_Objective_
Copy each line in which the string "para" occurs.
— Start Task input —
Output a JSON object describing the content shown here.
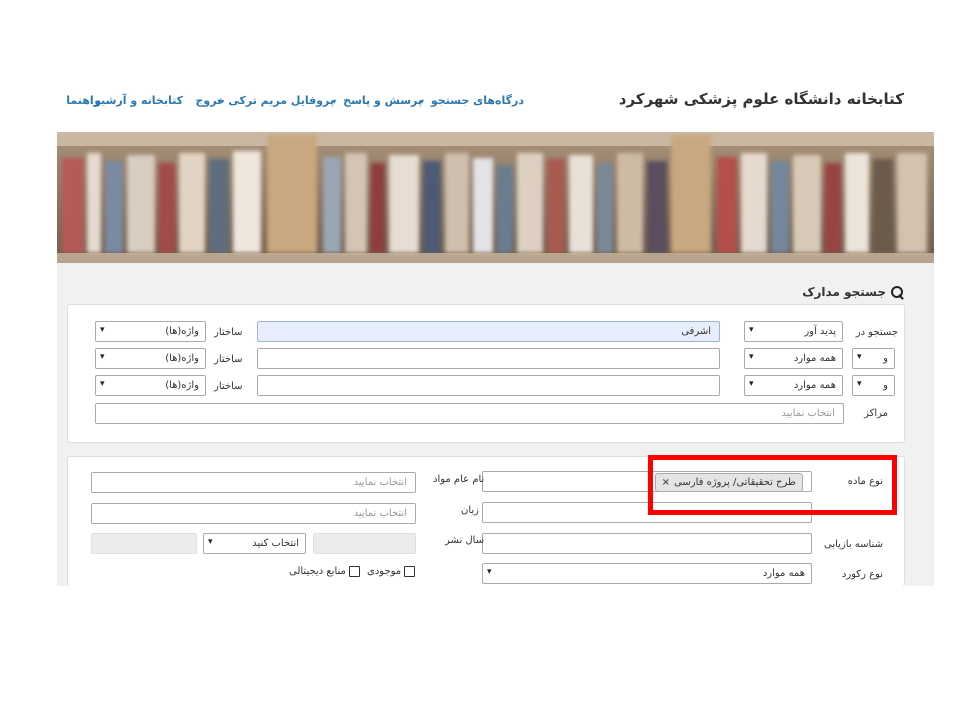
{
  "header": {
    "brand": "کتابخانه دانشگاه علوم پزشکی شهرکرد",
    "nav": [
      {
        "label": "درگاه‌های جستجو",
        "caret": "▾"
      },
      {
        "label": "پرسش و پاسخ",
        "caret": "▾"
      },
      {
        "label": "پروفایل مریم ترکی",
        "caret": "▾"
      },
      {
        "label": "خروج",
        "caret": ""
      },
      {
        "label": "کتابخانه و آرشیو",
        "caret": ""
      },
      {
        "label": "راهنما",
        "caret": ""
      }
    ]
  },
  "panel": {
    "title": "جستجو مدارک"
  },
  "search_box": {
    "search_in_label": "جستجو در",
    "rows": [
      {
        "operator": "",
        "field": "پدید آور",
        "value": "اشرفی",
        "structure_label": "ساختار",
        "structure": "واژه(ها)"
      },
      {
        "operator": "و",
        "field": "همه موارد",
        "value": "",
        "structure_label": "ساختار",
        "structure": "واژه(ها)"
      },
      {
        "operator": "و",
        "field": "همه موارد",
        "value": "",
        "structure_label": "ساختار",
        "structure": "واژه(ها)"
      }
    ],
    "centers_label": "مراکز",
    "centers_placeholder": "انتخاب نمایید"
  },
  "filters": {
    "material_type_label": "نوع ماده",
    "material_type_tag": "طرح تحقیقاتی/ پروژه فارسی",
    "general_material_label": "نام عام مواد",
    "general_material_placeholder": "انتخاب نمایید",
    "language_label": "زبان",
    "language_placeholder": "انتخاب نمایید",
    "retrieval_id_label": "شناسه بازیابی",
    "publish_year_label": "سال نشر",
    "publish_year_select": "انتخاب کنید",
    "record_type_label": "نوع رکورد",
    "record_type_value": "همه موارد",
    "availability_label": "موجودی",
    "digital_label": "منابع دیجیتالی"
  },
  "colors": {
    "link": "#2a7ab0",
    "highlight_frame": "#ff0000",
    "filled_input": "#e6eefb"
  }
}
— End Task input —
— Start Task input —
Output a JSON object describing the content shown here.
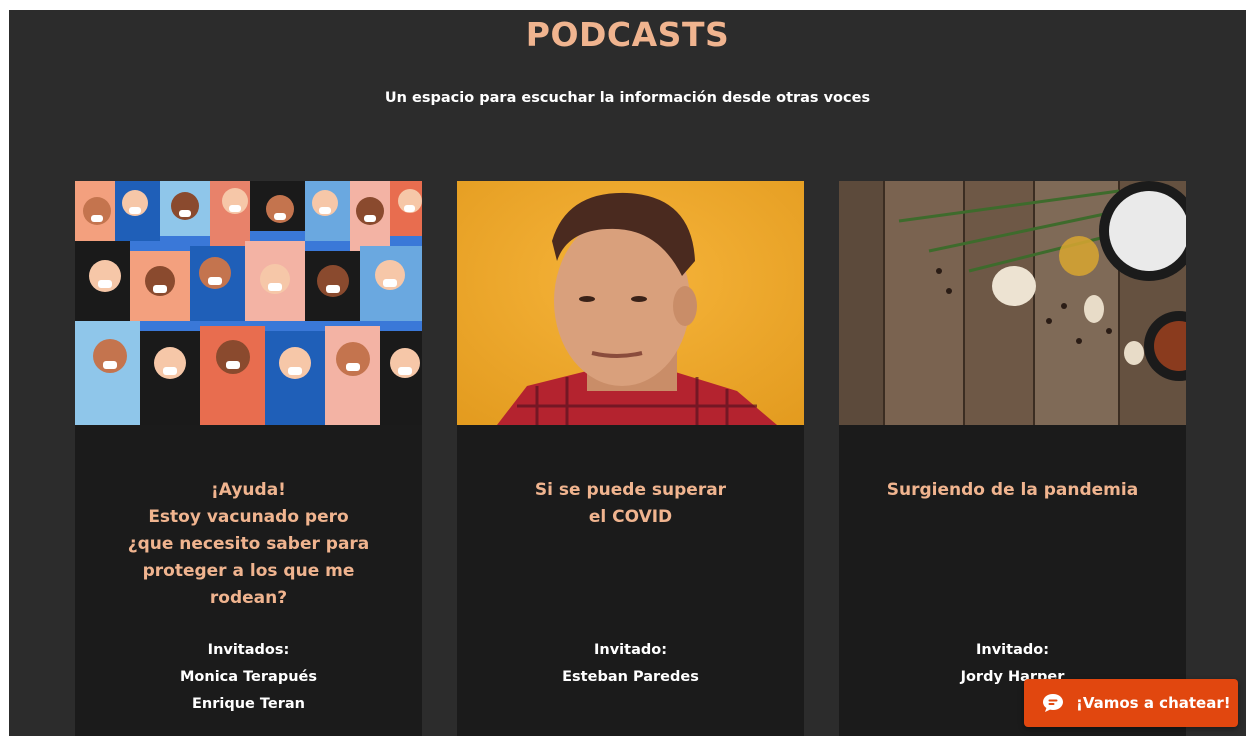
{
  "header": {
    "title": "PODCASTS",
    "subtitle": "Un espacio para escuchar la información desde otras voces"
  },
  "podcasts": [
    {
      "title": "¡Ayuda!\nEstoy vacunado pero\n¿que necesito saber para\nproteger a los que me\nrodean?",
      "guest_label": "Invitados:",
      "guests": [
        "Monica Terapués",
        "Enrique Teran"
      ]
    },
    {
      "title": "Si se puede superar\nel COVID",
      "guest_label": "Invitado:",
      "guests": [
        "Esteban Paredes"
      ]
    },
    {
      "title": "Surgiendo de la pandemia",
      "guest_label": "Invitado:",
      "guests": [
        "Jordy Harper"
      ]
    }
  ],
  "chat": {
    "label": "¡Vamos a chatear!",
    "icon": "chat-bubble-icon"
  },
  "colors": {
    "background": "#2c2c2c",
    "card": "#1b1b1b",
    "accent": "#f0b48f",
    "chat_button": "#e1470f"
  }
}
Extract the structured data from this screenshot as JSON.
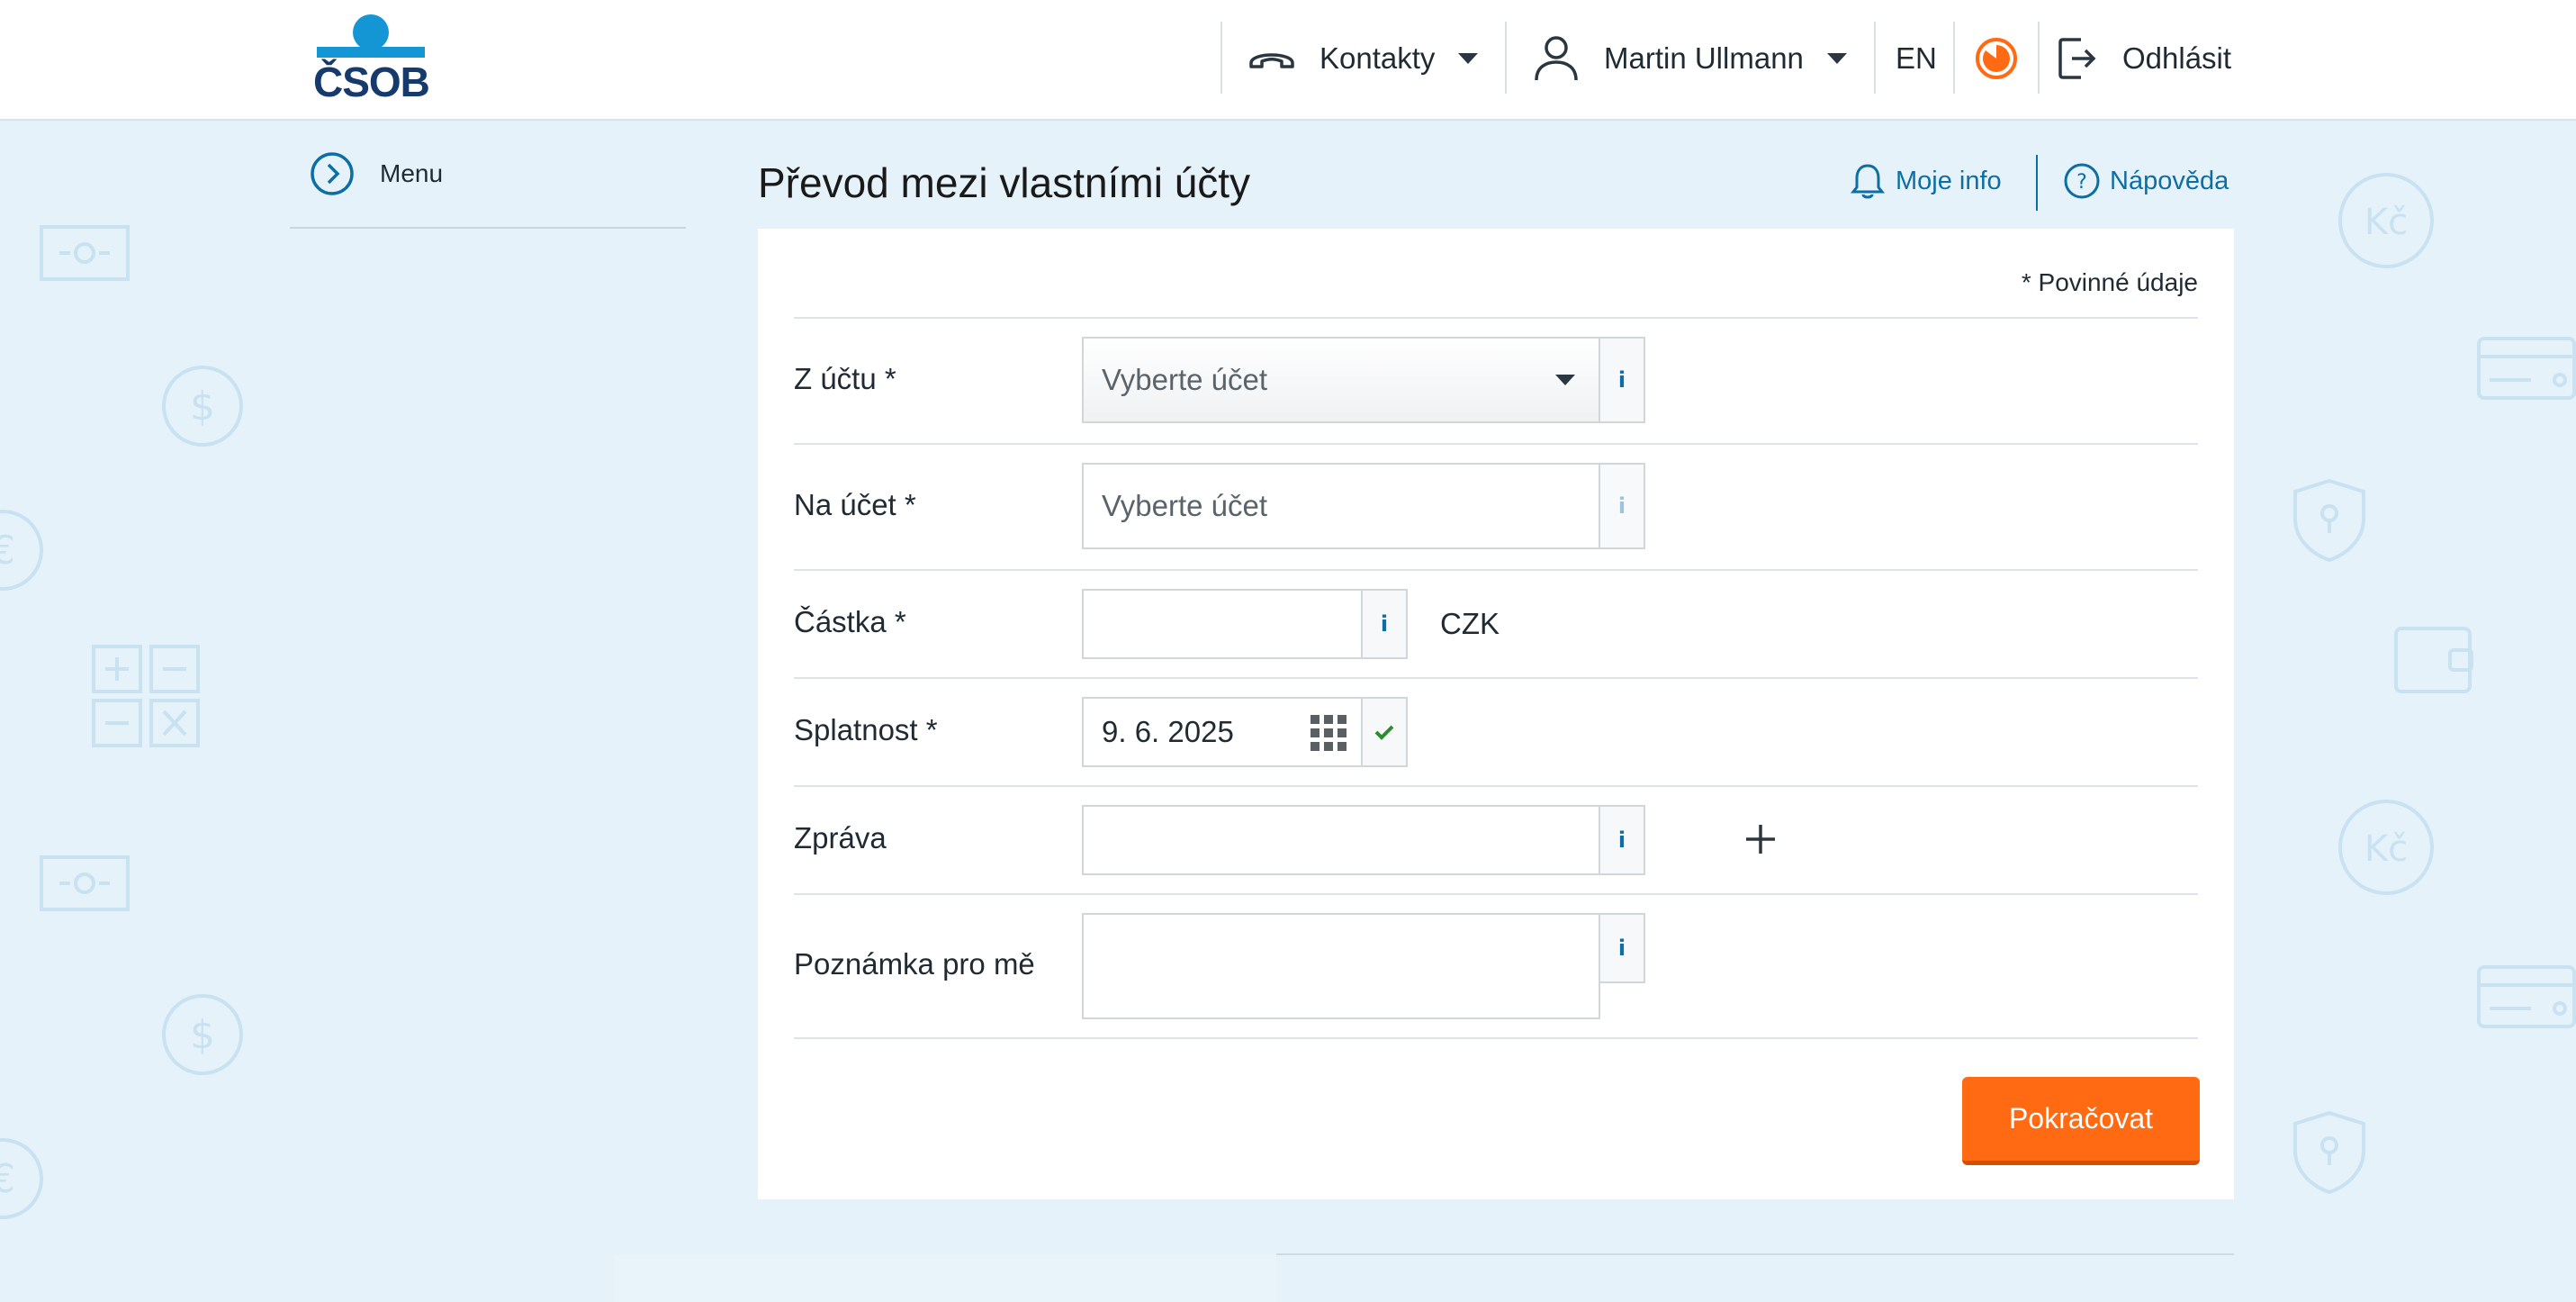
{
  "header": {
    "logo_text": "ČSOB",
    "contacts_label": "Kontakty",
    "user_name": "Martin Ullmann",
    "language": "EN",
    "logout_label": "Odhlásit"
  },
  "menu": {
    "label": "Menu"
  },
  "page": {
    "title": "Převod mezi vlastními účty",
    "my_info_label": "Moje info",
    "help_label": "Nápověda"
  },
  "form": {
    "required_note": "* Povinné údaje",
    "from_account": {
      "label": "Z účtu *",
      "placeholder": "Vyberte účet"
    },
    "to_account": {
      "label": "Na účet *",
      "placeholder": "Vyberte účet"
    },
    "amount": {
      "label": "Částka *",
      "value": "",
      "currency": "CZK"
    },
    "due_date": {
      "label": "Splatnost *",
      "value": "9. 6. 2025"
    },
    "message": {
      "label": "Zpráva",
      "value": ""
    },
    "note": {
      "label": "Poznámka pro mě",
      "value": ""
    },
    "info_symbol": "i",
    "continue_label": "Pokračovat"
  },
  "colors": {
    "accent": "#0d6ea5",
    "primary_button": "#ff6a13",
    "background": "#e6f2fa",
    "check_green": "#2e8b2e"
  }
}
— End Task input —
_Correct output_
    "subtitle": "Un espacio para escuchar la información desde otras voces"
      "title": "¡Ayuda!\nEstoy vacunado pero\n¿que necesito saber para\nproteger a los que me\nrodean?",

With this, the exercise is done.